AIM OF THE TASK:
Copy only what runs from the line containing "What text is on this page?" through the end of the material below, line for line, with both ends included.

Data entries:
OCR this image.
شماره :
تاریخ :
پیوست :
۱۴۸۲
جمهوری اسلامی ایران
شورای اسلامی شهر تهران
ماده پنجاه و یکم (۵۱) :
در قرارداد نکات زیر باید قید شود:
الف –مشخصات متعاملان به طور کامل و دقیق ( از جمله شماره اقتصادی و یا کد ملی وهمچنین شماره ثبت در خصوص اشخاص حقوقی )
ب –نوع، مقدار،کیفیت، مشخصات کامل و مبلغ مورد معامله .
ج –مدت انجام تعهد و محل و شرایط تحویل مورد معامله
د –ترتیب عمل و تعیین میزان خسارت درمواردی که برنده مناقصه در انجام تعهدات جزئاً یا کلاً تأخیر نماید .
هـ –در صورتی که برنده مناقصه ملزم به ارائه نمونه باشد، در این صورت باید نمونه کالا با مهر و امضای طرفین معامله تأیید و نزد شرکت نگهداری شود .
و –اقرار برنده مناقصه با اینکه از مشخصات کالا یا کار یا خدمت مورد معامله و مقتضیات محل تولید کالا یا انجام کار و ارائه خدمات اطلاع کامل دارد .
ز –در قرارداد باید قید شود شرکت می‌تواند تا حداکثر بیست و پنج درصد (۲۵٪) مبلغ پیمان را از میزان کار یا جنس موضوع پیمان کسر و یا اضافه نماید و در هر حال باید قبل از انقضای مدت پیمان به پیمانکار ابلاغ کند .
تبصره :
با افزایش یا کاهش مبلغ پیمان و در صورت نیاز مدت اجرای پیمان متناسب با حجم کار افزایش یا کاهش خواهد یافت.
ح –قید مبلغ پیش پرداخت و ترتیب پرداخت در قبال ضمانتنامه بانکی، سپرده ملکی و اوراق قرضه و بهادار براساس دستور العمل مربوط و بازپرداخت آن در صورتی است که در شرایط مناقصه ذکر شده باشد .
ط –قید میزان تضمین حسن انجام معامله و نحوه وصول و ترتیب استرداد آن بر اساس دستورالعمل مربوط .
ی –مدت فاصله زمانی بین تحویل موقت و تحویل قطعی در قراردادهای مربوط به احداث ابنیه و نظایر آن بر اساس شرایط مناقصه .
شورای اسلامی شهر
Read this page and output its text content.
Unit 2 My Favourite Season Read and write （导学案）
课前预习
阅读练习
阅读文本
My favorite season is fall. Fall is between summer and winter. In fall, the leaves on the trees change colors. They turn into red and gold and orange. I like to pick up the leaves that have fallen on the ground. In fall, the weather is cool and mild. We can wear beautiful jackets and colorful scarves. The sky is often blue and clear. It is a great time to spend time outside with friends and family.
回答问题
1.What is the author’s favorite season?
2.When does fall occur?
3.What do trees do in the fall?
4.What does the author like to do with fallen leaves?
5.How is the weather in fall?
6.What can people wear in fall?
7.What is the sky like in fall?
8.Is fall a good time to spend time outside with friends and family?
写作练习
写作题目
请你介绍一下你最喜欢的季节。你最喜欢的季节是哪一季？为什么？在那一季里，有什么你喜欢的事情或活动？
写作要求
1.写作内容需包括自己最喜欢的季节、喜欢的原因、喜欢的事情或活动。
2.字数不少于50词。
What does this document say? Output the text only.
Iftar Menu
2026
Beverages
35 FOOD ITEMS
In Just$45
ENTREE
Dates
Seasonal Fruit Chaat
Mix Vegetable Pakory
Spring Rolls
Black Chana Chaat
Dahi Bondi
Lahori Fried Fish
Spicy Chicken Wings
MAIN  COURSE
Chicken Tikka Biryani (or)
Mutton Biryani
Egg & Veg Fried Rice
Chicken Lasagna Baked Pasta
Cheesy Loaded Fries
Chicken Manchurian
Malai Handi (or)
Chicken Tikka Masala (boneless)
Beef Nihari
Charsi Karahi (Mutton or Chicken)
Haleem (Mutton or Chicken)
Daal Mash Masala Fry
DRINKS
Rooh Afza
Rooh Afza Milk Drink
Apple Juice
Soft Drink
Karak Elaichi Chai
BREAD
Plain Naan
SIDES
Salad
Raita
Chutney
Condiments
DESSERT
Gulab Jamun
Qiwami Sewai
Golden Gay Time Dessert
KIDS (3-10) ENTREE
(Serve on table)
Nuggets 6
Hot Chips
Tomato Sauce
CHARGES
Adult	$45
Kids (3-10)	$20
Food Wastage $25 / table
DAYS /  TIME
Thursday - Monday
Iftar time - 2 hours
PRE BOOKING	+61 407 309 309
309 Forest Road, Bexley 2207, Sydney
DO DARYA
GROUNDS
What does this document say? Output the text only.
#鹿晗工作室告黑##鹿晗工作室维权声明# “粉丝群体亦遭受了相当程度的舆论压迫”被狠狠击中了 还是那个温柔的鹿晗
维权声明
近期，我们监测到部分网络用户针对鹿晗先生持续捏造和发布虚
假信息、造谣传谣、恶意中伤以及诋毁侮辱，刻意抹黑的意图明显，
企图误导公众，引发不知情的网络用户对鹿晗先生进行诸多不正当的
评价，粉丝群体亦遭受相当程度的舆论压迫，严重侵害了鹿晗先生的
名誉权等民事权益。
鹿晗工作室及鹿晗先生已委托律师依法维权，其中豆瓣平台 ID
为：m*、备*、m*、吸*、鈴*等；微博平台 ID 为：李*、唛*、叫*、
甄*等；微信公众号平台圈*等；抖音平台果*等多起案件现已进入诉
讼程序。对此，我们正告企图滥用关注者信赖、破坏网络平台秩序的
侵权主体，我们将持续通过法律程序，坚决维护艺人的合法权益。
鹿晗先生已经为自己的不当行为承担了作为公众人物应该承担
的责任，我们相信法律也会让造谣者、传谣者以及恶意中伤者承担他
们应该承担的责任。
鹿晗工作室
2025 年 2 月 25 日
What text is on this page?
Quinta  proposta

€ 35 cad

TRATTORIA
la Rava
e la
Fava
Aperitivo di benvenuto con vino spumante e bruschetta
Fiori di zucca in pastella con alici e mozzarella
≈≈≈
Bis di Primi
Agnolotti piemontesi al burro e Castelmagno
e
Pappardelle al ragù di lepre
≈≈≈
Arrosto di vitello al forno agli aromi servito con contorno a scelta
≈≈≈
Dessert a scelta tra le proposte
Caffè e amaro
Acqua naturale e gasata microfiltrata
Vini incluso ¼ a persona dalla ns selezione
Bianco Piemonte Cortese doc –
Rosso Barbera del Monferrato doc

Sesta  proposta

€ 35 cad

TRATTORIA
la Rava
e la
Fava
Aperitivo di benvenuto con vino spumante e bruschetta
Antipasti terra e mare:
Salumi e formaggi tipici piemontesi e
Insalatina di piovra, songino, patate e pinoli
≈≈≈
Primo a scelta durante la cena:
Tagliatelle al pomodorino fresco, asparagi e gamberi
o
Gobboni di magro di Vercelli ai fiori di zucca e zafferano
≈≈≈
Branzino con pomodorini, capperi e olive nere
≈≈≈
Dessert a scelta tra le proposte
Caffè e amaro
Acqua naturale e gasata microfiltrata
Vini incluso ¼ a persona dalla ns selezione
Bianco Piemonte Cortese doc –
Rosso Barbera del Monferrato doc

FULL OUTPUT:
What text is on this page?
Quinta  proposta

€ 35 cad

TRATTORIA
la Rava
e la
Fava
Aperitivo di benvenuto con vino spumante e bruschetta
Fiori di zucca in pastella con alici e mozzarella
≈≈≈
Bis di Primi
Agnolotti piemontesi al burro e Castelmagno
e
Pappardelle al ragù di lepre
≈≈≈
Arrosto di vitello al forno agli aromi servito con contorno a scelta
≈≈≈
Dessert a scelta tra le proposte
Caffè e amaro
Acqua naturale e gasata microfiltrata
Vini incluso ¼ a persona dalla ns selezione
Bianco Piemonte Cortese doc –
Rosso Barbera del Monferrato doc

Sesta  proposta

€ 35 cad

TRATTORIA
la Rava
e la
Fava
Aperitivo di benvenuto con vino spumante e bruschetta
Antipasti terra e mare:
Salumi e formaggi tipici piemontesi e
Insalatina di piovra, songino, patate e pinoli
≈≈≈
Primo a scelta durante la cena:
Tagliatelle al pomodorino fresco, asparagi e gamberi
o
Gobboni di magro di Vercelli ai fiori di zucca e zafferano
≈≈≈
Branzino con pomodorini, capperi e olive nere
≈≈≈
Dessert a scelta tra le proposte
Caffè e amaro
Acqua naturale e gasata microfiltrata
Vini incluso ¼ a persona dalla ns selezione
Bianco Piemonte Cortese doc –
Rosso Barbera del Monferrato doc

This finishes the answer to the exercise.